# Instructions to follow
Skip the pictures and extract all of the lines exactly as written.
* Begin Dataset extract *
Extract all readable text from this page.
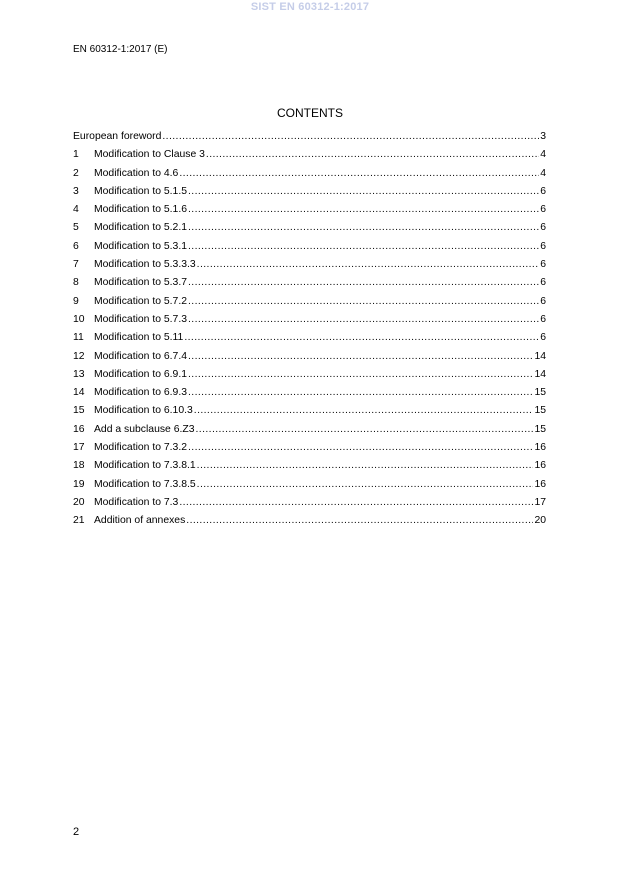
SIST EN 60312-1:2017
EN 60312-1:2017 (E)
CONTENTS
European foreword .....	3
1	Modification to Clause 3 .....	4
2	Modification to 4.6 .....	4
3	Modification to 5.1.5 .....	6
4	Modification to 5.1.6 .....	6
5	Modification to 5.2.1 .....	6
6	Modification to 5.3.1 .....	6
7	Modification to 5.3.3.3 .....	6
8	Modification to 5.3.7 .....	6
9	Modification to 5.7.2 .....	6
10 Modification to 5.7.3 .....	6
11 Modification to 5.11 .....	6
12 Modification to 6.7.4 .....	14
13 Modification to 6.9.1 .....	14
14 Modification to 6.9.3 .....	15
15 Modification to 6.10.3 .....	15
16 Add a subclause 6.Z3 .....	15
17 Modification to 7.3.2 .....	16
18 Modification to 7.3.8.1 .....	16
19 Modification to 7.3.8.5 .....	16
20 Modification to 7.3 .....	17
21 Addition of annexes .....	20
2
* End Dataset extract *
# Answer to this problem
Extract all readable text from this page.
SIST EN 60312-1:2017
EN 60312-1:2017 (E)
CONTENTS
European foreword .....	3
1	Modification to Clause 3 .....	4
2	Modification to 4.6 .....	4
3	Modification to 5.1.5 .....	6
4	Modification to 5.1.6 .....	6
5	Modification to 5.2.1 .....	6
6	Modification to 5.3.1 .....	6
7	Modification to 5.3.3.3 .....	6
8	Modification to 5.3.7 .....	6
9	Modification to 5.7.2 .....	6
10 Modification to 5.7.3 .....	6
11 Modification to 5.11 .....	6
12 Modification to 6.7.4 .....	14
13 Modification to 6.9.1 .....	14
14 Modification to 6.9.3 .....	15
15 Modification to 6.10.3 .....	15
16 Add a subclause 6.Z3 .....	15
17 Modification to 7.3.2 .....	16
18 Modification to 7.3.8.1 .....	16
19 Modification to 7.3.8.5 .....	16
20 Modification to 7.3 .....	17
21 Addition of annexes .....	20
2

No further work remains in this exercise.